— BEGIN Exercise input —
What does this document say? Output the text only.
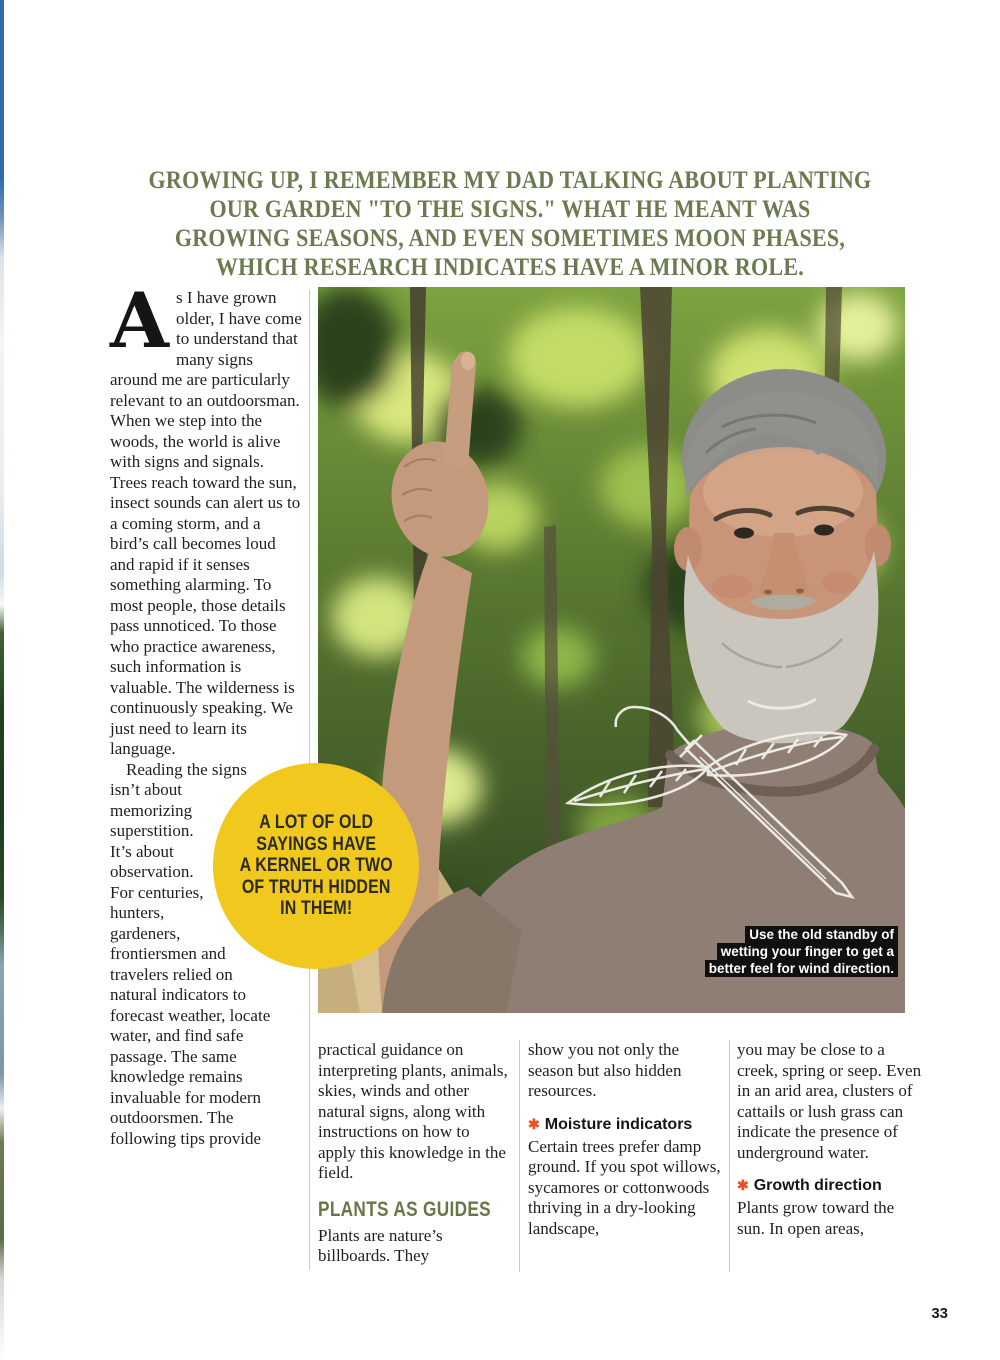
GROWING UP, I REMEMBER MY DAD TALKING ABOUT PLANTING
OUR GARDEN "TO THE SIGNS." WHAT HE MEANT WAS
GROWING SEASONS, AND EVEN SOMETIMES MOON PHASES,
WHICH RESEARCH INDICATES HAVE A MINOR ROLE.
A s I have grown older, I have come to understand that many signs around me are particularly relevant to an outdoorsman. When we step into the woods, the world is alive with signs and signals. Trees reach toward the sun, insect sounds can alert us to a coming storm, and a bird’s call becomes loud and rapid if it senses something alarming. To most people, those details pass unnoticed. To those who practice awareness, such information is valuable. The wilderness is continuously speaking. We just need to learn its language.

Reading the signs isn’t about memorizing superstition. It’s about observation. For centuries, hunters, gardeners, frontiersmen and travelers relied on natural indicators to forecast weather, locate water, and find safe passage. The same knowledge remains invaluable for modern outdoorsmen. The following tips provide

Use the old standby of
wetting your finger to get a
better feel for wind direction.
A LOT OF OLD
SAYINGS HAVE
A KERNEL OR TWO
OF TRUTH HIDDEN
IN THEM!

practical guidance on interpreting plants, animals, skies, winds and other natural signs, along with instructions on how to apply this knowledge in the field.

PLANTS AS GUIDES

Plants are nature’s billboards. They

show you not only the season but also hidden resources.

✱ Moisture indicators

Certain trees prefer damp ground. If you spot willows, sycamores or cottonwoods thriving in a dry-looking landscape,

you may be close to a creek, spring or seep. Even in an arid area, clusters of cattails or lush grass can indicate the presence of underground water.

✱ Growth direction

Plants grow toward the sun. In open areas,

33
— END Exercise input —
— BEGIN Exercise input —
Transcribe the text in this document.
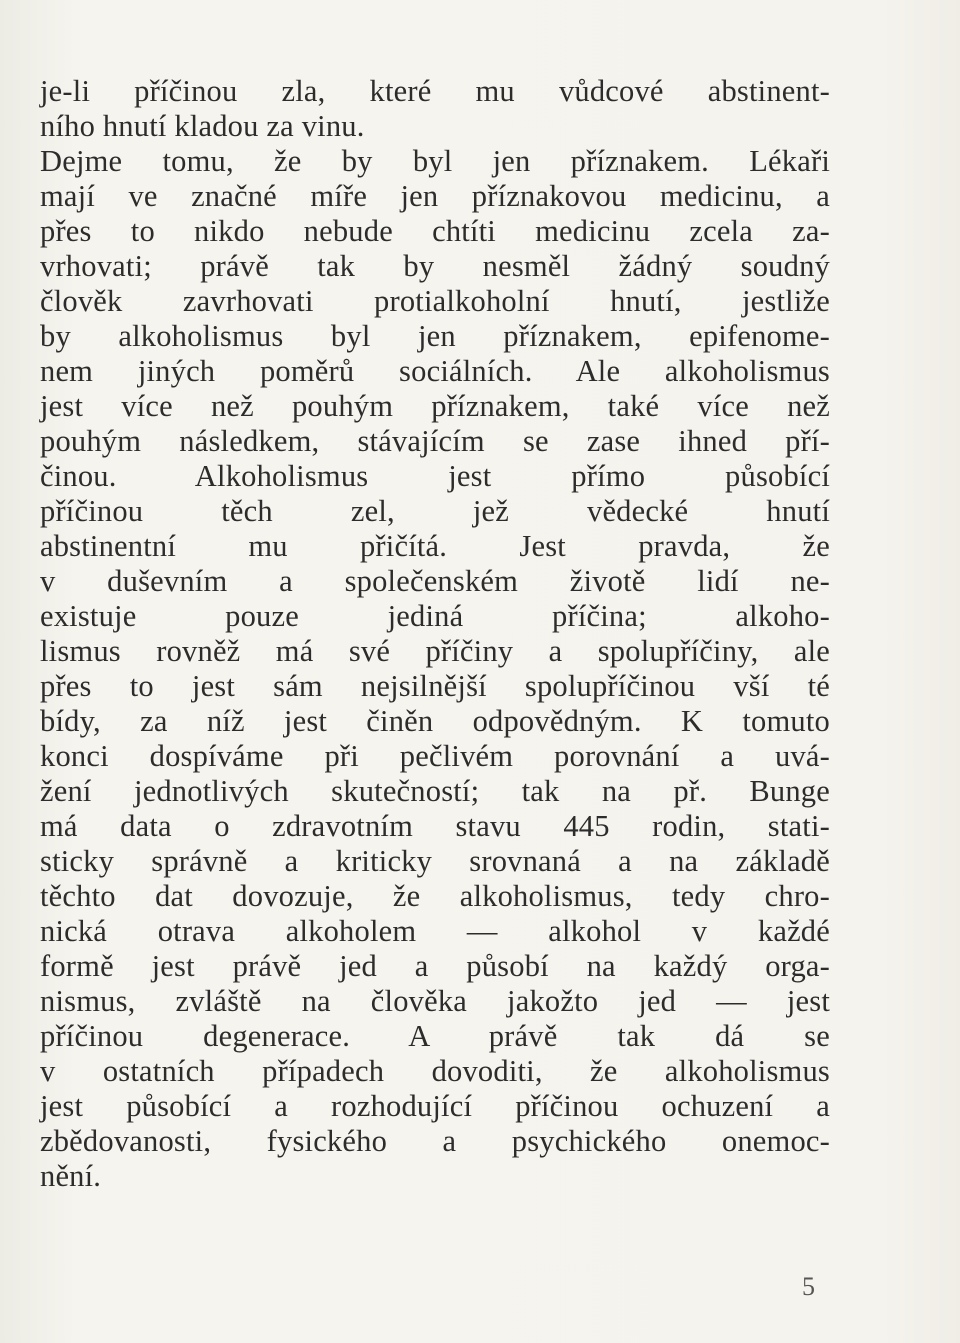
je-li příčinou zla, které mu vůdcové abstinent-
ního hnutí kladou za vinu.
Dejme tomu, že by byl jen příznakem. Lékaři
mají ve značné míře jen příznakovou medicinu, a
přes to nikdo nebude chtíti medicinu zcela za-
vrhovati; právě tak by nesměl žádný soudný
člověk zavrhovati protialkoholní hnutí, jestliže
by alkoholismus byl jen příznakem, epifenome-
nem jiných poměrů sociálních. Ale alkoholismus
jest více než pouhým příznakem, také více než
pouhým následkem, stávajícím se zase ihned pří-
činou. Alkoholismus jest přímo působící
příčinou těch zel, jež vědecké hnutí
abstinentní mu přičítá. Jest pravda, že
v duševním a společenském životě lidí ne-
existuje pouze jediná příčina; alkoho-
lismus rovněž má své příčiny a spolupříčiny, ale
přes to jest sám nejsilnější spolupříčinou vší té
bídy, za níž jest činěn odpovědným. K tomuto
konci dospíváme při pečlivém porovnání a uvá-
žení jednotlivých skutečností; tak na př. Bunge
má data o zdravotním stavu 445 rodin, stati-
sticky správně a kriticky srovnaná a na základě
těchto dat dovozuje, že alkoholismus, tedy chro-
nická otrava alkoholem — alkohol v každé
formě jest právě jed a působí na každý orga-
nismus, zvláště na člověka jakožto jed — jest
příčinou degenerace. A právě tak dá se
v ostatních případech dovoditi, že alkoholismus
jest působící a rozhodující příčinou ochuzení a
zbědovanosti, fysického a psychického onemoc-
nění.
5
— END Exercise input —
— BEGIN Exercise input —
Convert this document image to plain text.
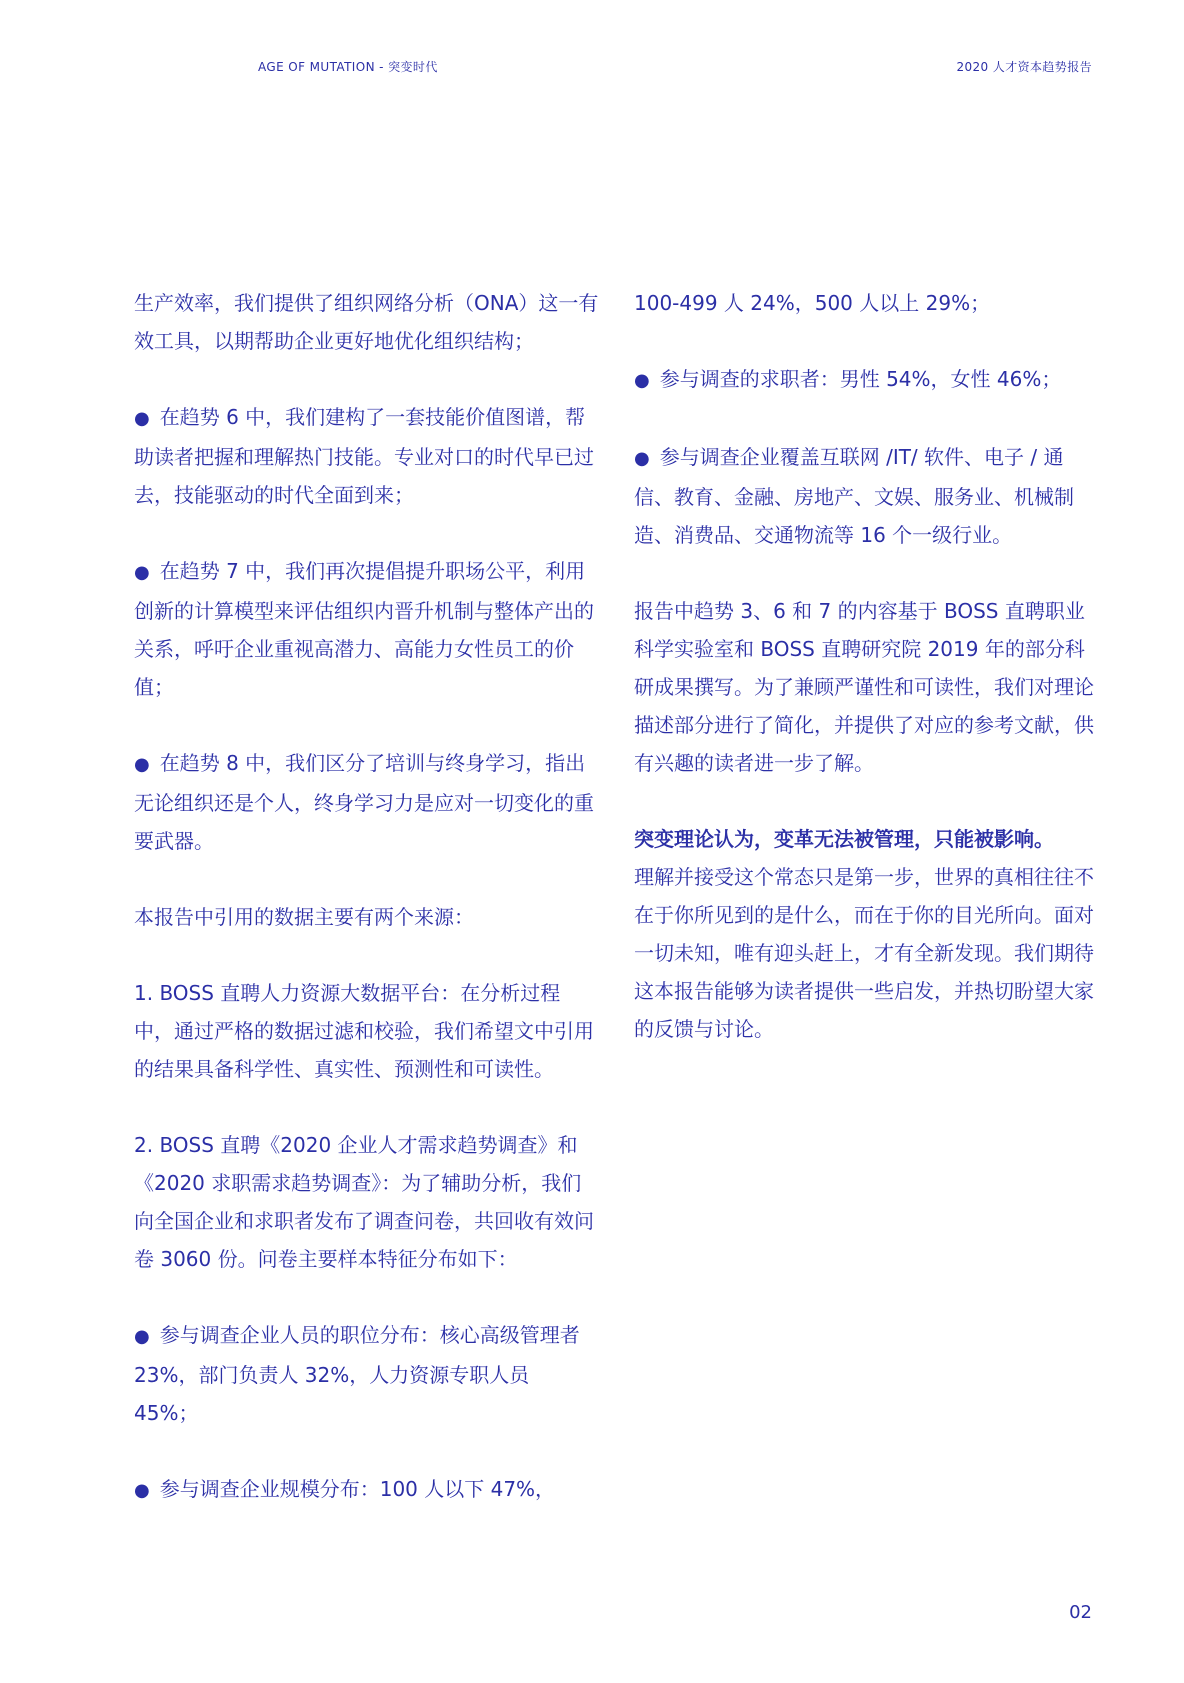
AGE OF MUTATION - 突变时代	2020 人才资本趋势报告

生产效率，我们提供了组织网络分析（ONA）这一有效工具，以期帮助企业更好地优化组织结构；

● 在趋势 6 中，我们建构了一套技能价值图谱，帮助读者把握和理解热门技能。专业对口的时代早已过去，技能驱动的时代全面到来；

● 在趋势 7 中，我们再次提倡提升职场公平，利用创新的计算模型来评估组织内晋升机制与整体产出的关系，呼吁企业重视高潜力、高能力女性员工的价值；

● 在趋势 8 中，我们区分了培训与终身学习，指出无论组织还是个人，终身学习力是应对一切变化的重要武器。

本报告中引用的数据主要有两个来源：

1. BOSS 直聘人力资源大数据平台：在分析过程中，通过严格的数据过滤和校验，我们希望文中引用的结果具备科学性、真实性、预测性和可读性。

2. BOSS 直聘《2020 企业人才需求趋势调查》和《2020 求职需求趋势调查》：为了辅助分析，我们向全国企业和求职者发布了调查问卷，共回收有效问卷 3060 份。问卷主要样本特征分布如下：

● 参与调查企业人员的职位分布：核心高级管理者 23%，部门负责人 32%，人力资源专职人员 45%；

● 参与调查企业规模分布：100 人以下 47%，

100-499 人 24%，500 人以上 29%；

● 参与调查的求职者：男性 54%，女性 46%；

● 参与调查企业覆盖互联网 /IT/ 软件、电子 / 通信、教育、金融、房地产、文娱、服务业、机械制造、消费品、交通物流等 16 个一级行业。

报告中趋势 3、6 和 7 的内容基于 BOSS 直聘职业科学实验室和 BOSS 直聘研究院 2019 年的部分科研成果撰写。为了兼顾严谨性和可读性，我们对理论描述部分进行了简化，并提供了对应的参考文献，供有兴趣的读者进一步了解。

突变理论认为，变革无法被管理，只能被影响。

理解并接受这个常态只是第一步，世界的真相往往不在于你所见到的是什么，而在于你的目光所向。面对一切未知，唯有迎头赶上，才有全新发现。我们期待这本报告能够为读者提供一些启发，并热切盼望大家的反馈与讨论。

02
— END Exercise input —
The request: Pull out all lines containing "medicinu".

Exercise output:
mají ve značné míře jen příznakovou medicinu, a
přes to nikdo nebude chtíti medicinu zcela za-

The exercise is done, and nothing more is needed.